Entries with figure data
++++++++++++++++++++

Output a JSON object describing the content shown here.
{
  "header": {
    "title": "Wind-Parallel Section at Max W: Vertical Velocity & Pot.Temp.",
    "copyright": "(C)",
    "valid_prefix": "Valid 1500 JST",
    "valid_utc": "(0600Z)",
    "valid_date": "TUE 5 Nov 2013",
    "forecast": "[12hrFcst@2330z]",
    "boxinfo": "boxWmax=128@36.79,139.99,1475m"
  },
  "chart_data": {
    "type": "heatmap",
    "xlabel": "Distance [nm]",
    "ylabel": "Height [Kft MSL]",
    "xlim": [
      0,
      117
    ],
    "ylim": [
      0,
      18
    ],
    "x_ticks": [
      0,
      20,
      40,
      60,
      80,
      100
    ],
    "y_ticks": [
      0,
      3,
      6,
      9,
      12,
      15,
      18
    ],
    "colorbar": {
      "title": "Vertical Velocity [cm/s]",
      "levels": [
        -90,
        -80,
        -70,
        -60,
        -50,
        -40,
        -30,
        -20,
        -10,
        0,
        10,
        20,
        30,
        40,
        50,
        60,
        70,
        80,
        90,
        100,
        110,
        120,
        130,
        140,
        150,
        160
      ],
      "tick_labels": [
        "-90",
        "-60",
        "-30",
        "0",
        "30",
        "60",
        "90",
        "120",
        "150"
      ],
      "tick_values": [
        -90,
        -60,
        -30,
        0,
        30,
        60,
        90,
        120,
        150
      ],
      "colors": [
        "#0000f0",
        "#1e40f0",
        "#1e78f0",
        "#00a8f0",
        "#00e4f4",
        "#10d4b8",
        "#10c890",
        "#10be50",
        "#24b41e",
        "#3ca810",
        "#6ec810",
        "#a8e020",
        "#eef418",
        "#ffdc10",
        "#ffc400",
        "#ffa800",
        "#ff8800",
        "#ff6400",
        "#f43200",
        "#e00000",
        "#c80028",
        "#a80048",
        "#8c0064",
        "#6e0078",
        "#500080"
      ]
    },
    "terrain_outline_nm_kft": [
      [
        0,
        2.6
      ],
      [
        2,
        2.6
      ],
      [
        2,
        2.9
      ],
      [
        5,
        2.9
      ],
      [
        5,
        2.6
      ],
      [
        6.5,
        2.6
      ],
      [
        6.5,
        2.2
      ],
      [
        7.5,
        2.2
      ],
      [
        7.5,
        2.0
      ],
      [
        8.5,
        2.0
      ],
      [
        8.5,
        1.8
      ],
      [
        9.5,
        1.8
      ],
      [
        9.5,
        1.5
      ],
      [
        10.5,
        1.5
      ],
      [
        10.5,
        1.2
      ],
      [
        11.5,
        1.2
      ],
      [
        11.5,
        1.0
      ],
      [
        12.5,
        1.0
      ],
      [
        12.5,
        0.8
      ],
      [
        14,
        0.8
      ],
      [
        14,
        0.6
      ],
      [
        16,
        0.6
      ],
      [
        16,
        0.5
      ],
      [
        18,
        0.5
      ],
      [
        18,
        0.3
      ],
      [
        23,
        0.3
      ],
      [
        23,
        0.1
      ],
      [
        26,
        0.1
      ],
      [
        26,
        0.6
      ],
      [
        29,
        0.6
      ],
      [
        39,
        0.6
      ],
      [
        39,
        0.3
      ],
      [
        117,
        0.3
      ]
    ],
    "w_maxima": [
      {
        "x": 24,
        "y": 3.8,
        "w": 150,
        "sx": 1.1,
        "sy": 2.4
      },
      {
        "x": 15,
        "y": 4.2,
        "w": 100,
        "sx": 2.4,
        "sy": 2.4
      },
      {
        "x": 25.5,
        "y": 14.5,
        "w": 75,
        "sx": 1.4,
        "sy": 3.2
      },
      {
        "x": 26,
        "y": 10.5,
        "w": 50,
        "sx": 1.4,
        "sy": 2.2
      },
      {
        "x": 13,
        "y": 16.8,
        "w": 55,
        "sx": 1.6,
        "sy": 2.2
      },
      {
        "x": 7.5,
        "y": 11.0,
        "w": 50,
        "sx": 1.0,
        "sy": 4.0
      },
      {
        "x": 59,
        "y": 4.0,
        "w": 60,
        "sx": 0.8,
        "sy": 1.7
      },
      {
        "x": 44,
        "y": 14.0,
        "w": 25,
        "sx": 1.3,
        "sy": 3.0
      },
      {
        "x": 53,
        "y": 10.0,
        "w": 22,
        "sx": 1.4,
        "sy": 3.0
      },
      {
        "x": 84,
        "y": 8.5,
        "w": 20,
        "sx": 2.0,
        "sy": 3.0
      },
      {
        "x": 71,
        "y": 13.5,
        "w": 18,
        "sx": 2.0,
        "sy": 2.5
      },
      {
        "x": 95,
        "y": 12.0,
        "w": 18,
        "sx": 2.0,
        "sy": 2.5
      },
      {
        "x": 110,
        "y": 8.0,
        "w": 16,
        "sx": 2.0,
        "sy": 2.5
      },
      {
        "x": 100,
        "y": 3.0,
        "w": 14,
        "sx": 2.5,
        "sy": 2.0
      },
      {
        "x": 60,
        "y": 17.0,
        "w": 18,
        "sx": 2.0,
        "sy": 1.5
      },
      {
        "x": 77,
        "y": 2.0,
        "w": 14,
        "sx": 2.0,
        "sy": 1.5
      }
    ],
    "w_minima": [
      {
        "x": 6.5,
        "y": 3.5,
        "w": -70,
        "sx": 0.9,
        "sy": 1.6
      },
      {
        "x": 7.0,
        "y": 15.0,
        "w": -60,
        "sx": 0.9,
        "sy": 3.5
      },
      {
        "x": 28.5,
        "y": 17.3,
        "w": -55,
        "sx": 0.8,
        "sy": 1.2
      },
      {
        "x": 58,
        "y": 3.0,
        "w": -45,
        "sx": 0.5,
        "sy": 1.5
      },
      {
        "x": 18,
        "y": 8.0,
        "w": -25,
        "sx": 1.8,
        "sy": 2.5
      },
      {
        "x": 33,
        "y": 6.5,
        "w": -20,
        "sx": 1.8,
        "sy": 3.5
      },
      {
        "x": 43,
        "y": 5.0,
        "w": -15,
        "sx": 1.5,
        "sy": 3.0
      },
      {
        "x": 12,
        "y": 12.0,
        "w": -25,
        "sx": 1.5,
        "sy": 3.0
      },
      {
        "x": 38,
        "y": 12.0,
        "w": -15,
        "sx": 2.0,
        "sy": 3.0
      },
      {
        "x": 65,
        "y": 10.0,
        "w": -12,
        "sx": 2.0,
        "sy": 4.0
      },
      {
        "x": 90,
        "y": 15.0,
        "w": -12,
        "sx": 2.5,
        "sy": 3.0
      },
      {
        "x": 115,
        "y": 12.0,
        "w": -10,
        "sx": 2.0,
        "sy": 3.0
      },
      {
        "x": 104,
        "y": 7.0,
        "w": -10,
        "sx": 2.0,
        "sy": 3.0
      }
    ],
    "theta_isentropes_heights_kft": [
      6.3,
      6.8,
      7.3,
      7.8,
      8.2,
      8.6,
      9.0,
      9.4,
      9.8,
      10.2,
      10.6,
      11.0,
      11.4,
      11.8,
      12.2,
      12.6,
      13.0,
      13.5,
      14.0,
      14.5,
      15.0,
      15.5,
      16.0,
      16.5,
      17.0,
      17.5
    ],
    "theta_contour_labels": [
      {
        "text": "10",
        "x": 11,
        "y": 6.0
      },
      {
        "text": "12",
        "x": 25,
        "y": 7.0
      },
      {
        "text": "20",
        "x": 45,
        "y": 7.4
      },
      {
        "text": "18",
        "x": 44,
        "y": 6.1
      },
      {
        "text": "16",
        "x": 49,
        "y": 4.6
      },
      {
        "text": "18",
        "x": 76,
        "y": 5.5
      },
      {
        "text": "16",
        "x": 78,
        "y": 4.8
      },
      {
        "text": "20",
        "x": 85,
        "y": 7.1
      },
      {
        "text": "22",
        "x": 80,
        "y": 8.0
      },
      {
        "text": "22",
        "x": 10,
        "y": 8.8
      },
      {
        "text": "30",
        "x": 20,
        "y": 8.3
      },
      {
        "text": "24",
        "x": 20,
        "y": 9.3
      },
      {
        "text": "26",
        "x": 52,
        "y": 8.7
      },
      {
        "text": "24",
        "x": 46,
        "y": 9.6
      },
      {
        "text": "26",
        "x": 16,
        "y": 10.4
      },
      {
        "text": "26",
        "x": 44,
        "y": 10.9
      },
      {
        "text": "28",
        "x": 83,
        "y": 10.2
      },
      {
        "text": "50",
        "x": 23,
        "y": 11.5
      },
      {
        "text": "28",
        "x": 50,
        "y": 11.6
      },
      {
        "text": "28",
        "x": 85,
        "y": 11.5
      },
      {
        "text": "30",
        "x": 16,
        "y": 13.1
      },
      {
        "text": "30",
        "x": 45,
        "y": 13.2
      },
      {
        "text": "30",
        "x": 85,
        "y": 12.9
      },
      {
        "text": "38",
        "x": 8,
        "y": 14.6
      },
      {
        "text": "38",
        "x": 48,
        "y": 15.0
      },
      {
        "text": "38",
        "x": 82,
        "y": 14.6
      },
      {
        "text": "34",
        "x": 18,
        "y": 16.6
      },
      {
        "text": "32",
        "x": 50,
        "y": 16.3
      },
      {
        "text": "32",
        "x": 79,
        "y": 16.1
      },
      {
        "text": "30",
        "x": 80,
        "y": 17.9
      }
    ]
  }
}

++++++++++++++++++++

Copy out each line of the data containing the string "Vertical".

Response to the exercise:
    "title": "Wind-Parallel Section at Max W: Vertical Velocity & Pot.Temp.",
      "title": "Vertical Velocity [cm/s]",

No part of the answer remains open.